§ Stated goal:
Copy the lines of the material from the one containing "q3-option-a: A. bbox=[127, 451, 143, 469]" through the one containing "question-4: 4. 下面用三角尺拼成的角中，最大的是（", including both of those lines, and reproduce them without any change.
────────
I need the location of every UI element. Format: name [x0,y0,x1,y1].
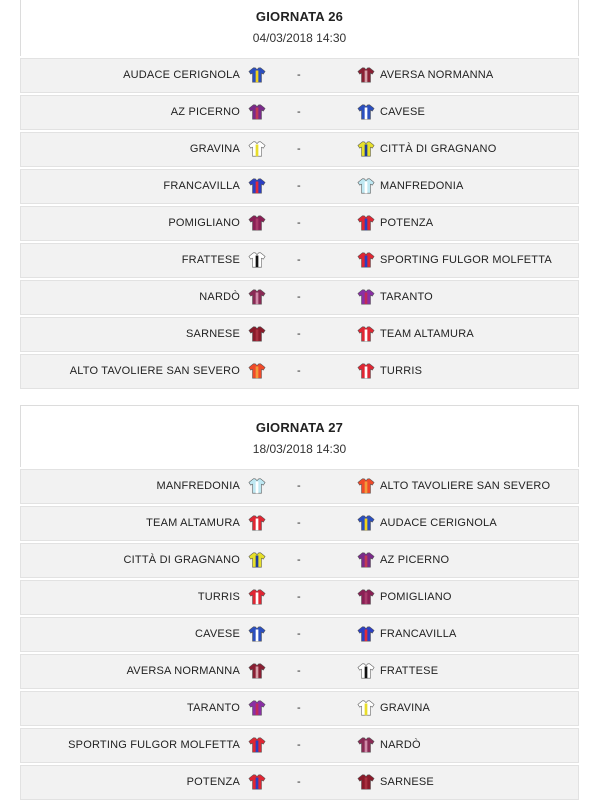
home-team-name: POTENZA [186,776,240,788]
away-team[interactable] [380,655,438,688]
home-jersey-icon [248,177,266,195]
round-section [20,0,579,389]
away-team-name: POTENZA [380,217,434,229]
home-team-name: AVERSA NORMANNA [126,665,240,677]
home-jersey-icon [248,103,266,121]
home-team[interactable] [198,581,240,614]
round-title: GIORNATA 27 [255,420,344,435]
match-row[interactable] [20,728,579,763]
home-jersey-icon [248,66,266,84]
match-row[interactable] [20,654,579,689]
away-jersey-icon [357,66,375,84]
match-score: - [297,254,301,266]
match-row[interactable] [20,617,579,652]
away-team-name: FRATTESE [380,665,439,677]
away-jersey-icon [357,214,375,232]
away-jersey-icon [357,699,375,717]
match-score: - [297,702,301,714]
away-jersey-icon [357,177,375,195]
home-team[interactable] [68,729,240,762]
away-team[interactable] [380,692,430,725]
match-score: - [297,106,301,118]
away-team-name: TEAM ALTAMURA [380,328,474,340]
home-team[interactable] [186,318,240,351]
away-jersey-icon [357,588,375,606]
match-score: - [297,480,301,492]
match-score: - [297,180,301,192]
match-score: - [297,328,301,340]
match-row[interactable] [20,506,579,541]
home-team[interactable] [199,281,240,314]
away-jersey-icon [357,736,375,754]
away-team[interactable] [380,170,463,203]
away-team[interactable] [380,507,497,540]
round-date: 04/03/2018 14:30 [252,31,347,45]
round-header [20,405,579,467]
away-team-name: ALTO TAVOLIERE SAN SEVERO [380,480,551,492]
match-row[interactable] [20,354,579,389]
match-row[interactable] [20,243,579,278]
home-team[interactable] [124,544,240,577]
match-score: - [297,628,301,640]
home-jersey-icon [248,477,266,495]
home-jersey-icon [248,588,266,606]
round-date: 18/03/2018 14:30 [252,442,347,456]
home-jersey-icon [248,551,266,569]
away-jersey-icon [357,662,375,680]
home-jersey-icon [248,699,266,717]
home-jersey-icon [248,736,266,754]
match-score: - [297,665,301,677]
home-team-name: FRANCAVILLA [163,180,240,192]
home-team-name: SARNESE [186,328,240,340]
away-jersey-icon [357,140,375,158]
away-team[interactable] [380,729,421,762]
away-team-name: FRANCAVILLA [380,628,457,640]
round-section [20,405,579,800]
away-team[interactable] [380,281,433,314]
home-team-name: TEAM ALTAMURA [146,517,240,529]
away-team-name: TURRIS [380,365,423,377]
round-header [20,0,579,56]
away-jersey-icon [357,514,375,532]
home-team[interactable] [190,133,240,166]
home-team-name: NARDÒ [199,291,240,303]
away-team[interactable] [380,544,449,577]
match-score: - [297,554,301,566]
match-row[interactable] [20,95,579,130]
away-team[interactable] [380,318,474,351]
home-team[interactable] [146,507,240,540]
home-jersey-icon [248,514,266,532]
home-team[interactable] [171,96,240,129]
away-team[interactable] [380,581,452,614]
away-team-name: AUDACE CERIGNOLA [380,517,497,529]
match-score: - [297,69,301,81]
home-team-name: TARANTO [187,702,240,714]
home-team[interactable] [70,355,240,388]
home-team[interactable] [163,170,240,203]
away-team[interactable] [380,766,434,799]
home-jersey-icon [248,214,266,232]
home-team-name: CAVESE [194,628,240,640]
away-team-name: TARANTO [380,291,433,303]
match-score: - [297,739,301,751]
match-score: - [297,517,301,529]
away-team[interactable] [380,355,422,388]
away-team-name: MANFREDONIA [380,180,464,192]
away-team-name: CAVESE [380,106,426,118]
match-score: - [297,217,301,229]
home-team-name: GRAVINA [189,143,240,155]
match-score: - [297,291,301,303]
home-team[interactable] [195,618,240,651]
away-team-name: AZ PICERNO [380,554,450,566]
match-score: - [297,591,301,603]
home-team[interactable] [123,59,240,92]
away-team[interactable] [380,59,493,92]
home-jersey-icon [248,140,266,158]
home-team[interactable] [157,470,240,503]
away-team-name: NARDÒ [380,739,421,751]
match-row[interactable] [20,58,579,93]
away-jersey-icon [357,288,375,306]
away-team-name: CITTÀ DI GRAGNANO [380,143,497,155]
away-team[interactable] [380,96,425,129]
away-jersey-icon [357,103,375,121]
home-team[interactable] [127,655,240,688]
home-team-name: ALTO TAVOLIERE SAN SEVERO [69,365,240,377]
away-jersey-icon [357,362,375,380]
match-row[interactable] [20,206,579,241]
home-team[interactable] [168,207,240,240]
match-row[interactable] [20,691,579,726]
home-jersey-icon [248,362,266,380]
home-jersey-icon [248,662,266,680]
match-row[interactable] [20,317,579,352]
away-jersey-icon [357,477,375,495]
away-jersey-icon [357,625,375,643]
home-team-name: SPORTING FULGOR MOLFETTA [68,739,240,751]
match-row[interactable] [20,280,579,315]
match-row[interactable] [20,469,579,504]
home-team-name: TURRIS [197,591,240,603]
home-team-name: FRATTESE [181,254,240,266]
away-jersey-icon [357,251,375,269]
match-score: - [297,143,301,155]
away-team[interactable] [380,133,496,166]
match-row[interactable] [20,132,579,167]
away-team[interactable] [380,207,433,240]
home-team[interactable] [187,766,240,799]
home-jersey-icon [248,288,266,306]
match-row[interactable] [20,765,579,800]
home-team[interactable] [182,244,240,277]
away-team[interactable] [380,470,550,503]
home-team-name: POMIGLIANO [168,217,240,229]
match-score: - [297,776,301,788]
home-jersey-icon [248,625,266,643]
match-row[interactable] [20,580,579,615]
away-team[interactable] [380,618,457,651]
away-team-name: POMIGLIANO [380,591,452,603]
home-team-name: CITTÀ DI GRAGNANO [123,554,240,566]
away-team-name: SPORTING FULGOR MOLFETTA [380,254,552,266]
away-jersey-icon [357,773,375,791]
match-row[interactable] [20,169,579,204]
match-score: - [297,365,301,377]
away-team-name: AVERSA NORMANNA [380,69,494,81]
round-title: GIORNATA 26 [255,9,344,24]
home-team[interactable] [187,692,240,725]
away-jersey-icon [357,551,375,569]
home-team-name: MANFREDONIA [156,480,240,492]
away-jersey-icon [357,325,375,343]
away-team[interactable] [380,244,552,277]
home-jersey-icon [248,251,266,269]
away-team-name: SARNESE [380,776,434,788]
match-row[interactable] [20,543,579,578]
home-team-name: AUDACE CERIGNOLA [123,69,240,81]
home-jersey-icon [248,773,266,791]
home-jersey-icon [248,325,266,343]
away-team-name: GRAVINA [380,702,431,714]
home-team-name: AZ PICERNO [170,106,240,118]
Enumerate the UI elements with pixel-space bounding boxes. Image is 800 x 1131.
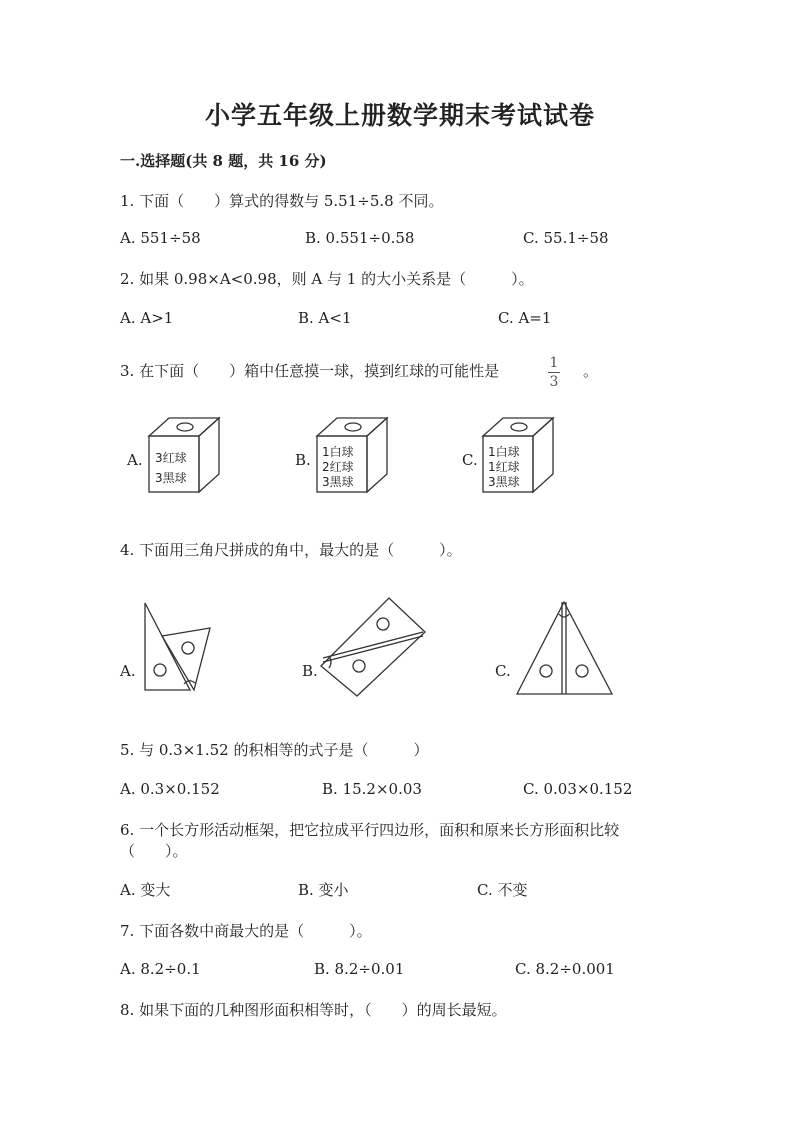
q3-option-a: A. bbox=[127, 451, 143, 469]
box-side-face bbox=[367, 418, 387, 492]
q2-option-c: C. A=1 bbox=[498, 309, 552, 327]
q7-option-b: B. 8.2÷0.01 bbox=[314, 960, 405, 978]
question-4: 4. 下面用三角尺拼成的角中，最大的是（ ）。 bbox=[120, 541, 462, 559]
q4-option-c: C. bbox=[495, 662, 511, 680]
fraction-numerator: 1 bbox=[549, 355, 559, 371]
set-square-right bbox=[162, 628, 210, 690]
q5-option-c: C. 0.03×0.152 bbox=[523, 780, 633, 798]
box-b-label-3: 3黑球 bbox=[322, 475, 354, 489]
box-side-face bbox=[199, 418, 219, 492]
question-3: 3. 在下面（ ）箱中任意摸一球，摸到红球的可能性是 bbox=[120, 362, 500, 380]
rectangle-outline bbox=[321, 598, 425, 696]
triangle-outline bbox=[517, 602, 612, 694]
q7-option-a: A. 8.2÷0.1 bbox=[120, 960, 201, 978]
q4-option-b: B. bbox=[302, 662, 318, 680]
q5-option-a: A. 0.3×0.152 bbox=[120, 780, 220, 798]
set-square-hole bbox=[154, 664, 166, 676]
box-c-label-1: 1白球 bbox=[488, 445, 520, 459]
q3-option-c: C. bbox=[462, 451, 478, 469]
q4-option-a: A. bbox=[120, 662, 136, 680]
set-square-hole bbox=[353, 660, 365, 672]
box-a-label-2: 3黑球 bbox=[155, 471, 187, 485]
fraction-bar bbox=[548, 372, 560, 373]
q3-option-b: B. bbox=[295, 451, 311, 469]
box-c-label-3: 3黑球 bbox=[488, 475, 520, 489]
q1-option-b: B. 0.551÷0.58 bbox=[305, 229, 415, 247]
box-hole bbox=[511, 423, 527, 431]
set-square-hole bbox=[576, 665, 588, 677]
box-hole bbox=[345, 423, 361, 431]
ball-box-b bbox=[313, 414, 393, 496]
q2-option-a: A. A>1 bbox=[120, 309, 174, 327]
diagonal-line bbox=[323, 632, 423, 658]
q3-tail: 。 bbox=[583, 362, 599, 380]
section-heading: 一.选择题(共 8 题，共 16 分) bbox=[120, 152, 327, 170]
box-b-label-2: 2红球 bbox=[322, 460, 354, 474]
fraction-one-third bbox=[548, 352, 560, 389]
q7-option-c: C. 8.2÷0.001 bbox=[515, 960, 615, 978]
question-5: 5. 与 0.3×1.52 的积相等的式子是（ ） bbox=[120, 741, 429, 759]
box-side-face bbox=[533, 418, 553, 492]
q5-option-b: B. 15.2×0.03 bbox=[322, 780, 422, 798]
fraction-denominator: 3 bbox=[549, 374, 559, 390]
question-2: 2. 如果 0.98×A<0.98，则 A 与 1 的大小关系是（ ）。 bbox=[120, 270, 534, 288]
page-title: 小学五年级上册数学期末考试试卷 bbox=[204, 101, 595, 130]
set-square-hole bbox=[182, 642, 194, 654]
box-hole bbox=[177, 423, 193, 431]
q1-option-a: A. 551÷58 bbox=[120, 229, 201, 247]
ball-box-a bbox=[145, 414, 225, 496]
set-square-hole bbox=[540, 665, 552, 677]
box-a-label-1: 3红球 bbox=[155, 451, 187, 465]
question-7: 7. 下面各数中商最大的是（ ）。 bbox=[120, 922, 372, 940]
angle-arc bbox=[329, 656, 331, 668]
question-1: 1. 下面（ ）算式的得数与 5.51÷5.8 不同。 bbox=[120, 192, 444, 210]
set-square-figure-b bbox=[315, 592, 430, 700]
angle-arc bbox=[559, 614, 569, 617]
q6-option-a: A. 变大 bbox=[120, 881, 171, 899]
q6-option-b: B. 变小 bbox=[298, 881, 349, 899]
q2-option-b: B. A<1 bbox=[298, 309, 352, 327]
q6-option-c: C. 不变 bbox=[477, 881, 528, 899]
q1-option-c: C. 55.1÷58 bbox=[523, 229, 609, 247]
ball-box-c bbox=[479, 414, 559, 496]
box-b-label-1: 1白球 bbox=[322, 445, 354, 459]
question-8: 8. 如果下面的几种图形面积相等时，（ ）的周长最短。 bbox=[120, 1001, 507, 1019]
question-6-continued: （ ）。 bbox=[120, 842, 188, 860]
box-c-label-2: 1红球 bbox=[488, 460, 520, 474]
set-square-figure-a bbox=[140, 598, 220, 698]
set-square-hole bbox=[377, 618, 389, 630]
set-square-figure-c bbox=[512, 598, 617, 698]
question-6: 6. 一个长方形活动框架，把它拉成平行四边形，面积和原来长方形面积比较 bbox=[120, 821, 620, 839]
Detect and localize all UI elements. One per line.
────────
§ Reply to the task:
q3-option-a: A. bbox=[127, 451, 143, 469]
box-side-face bbox=[367, 418, 387, 492]
q2-option-c: C. A=1 bbox=[498, 309, 552, 327]
q7-option-b: B. 8.2÷0.01 bbox=[314, 960, 405, 978]
question-4: 4. 下面用三角尺拼成的角中，最大的是（ ）。 bbox=[120, 541, 462, 559]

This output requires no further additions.